> _What is expected_: Hunt for the word "предохраняющие" across the entries below, copying each line that holds it.

___ Records shown

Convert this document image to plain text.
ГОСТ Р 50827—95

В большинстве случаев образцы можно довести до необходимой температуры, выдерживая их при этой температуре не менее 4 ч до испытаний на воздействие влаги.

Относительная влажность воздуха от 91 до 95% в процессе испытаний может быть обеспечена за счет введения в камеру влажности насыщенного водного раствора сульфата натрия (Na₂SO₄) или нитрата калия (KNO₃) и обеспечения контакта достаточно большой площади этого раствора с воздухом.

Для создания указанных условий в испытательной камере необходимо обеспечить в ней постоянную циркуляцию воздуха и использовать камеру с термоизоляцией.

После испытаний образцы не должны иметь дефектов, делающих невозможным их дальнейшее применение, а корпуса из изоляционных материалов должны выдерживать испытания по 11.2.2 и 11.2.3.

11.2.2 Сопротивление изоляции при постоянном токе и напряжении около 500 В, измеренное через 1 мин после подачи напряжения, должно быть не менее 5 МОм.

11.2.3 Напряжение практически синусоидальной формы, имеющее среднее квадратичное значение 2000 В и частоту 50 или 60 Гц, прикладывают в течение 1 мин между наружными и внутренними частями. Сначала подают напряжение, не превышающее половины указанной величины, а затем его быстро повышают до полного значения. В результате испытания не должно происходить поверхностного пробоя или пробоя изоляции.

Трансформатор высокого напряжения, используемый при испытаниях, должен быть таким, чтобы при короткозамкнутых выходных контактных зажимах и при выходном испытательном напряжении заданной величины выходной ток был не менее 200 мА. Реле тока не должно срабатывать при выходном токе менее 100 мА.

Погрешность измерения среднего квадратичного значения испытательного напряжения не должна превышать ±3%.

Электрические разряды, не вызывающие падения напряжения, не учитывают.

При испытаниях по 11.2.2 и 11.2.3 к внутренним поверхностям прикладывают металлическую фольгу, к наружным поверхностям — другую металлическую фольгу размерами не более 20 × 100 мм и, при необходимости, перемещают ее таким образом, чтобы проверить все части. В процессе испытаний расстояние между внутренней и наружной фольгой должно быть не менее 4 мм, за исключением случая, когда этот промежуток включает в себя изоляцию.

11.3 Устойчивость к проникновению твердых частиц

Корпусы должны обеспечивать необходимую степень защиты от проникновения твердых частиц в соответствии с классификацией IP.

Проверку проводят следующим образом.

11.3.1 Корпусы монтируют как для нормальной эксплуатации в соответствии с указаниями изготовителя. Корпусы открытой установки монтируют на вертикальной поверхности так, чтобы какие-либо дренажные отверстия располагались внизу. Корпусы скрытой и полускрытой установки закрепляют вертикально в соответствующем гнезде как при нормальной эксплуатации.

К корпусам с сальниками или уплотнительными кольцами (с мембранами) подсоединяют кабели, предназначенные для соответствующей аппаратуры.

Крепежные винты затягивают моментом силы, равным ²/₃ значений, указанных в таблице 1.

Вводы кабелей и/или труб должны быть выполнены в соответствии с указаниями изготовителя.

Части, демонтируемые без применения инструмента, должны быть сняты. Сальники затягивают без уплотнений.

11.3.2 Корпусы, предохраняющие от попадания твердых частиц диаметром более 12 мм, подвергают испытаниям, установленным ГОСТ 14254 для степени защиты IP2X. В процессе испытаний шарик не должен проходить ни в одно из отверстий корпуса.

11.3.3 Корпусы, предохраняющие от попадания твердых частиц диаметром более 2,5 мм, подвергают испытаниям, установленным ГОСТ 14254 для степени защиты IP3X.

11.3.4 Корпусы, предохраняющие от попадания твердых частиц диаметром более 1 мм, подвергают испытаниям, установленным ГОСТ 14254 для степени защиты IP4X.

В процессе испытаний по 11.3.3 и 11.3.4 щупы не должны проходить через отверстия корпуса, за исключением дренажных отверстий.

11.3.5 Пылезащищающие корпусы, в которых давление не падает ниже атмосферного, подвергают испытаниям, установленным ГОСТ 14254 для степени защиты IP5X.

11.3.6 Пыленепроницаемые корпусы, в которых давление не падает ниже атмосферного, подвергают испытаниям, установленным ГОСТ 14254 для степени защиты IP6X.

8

______

> _Solution to this task_:
11.3.2 Корпусы, предохраняющие от попадания твердых частиц диаметром более 12 мм, подвергают испытаниям, установленным ГОСТ 14254 для степени защиты IP2X. В процессе испытаний шарик не должен проходить ни в одно из отверстий корпуса.
11.3.3 Корпусы, предохраняющие от попадания твердых частиц диаметром более 2,5 мм, подвергают испытаниям, установленным ГОСТ 14254 для степени защиты IP3X.
11.3.4 Корпусы, предохраняющие от попадания твердых частиц диаметром более 1 мм, подвергают испытаниям, установленным ГОСТ 14254 для степени защиты IP4X.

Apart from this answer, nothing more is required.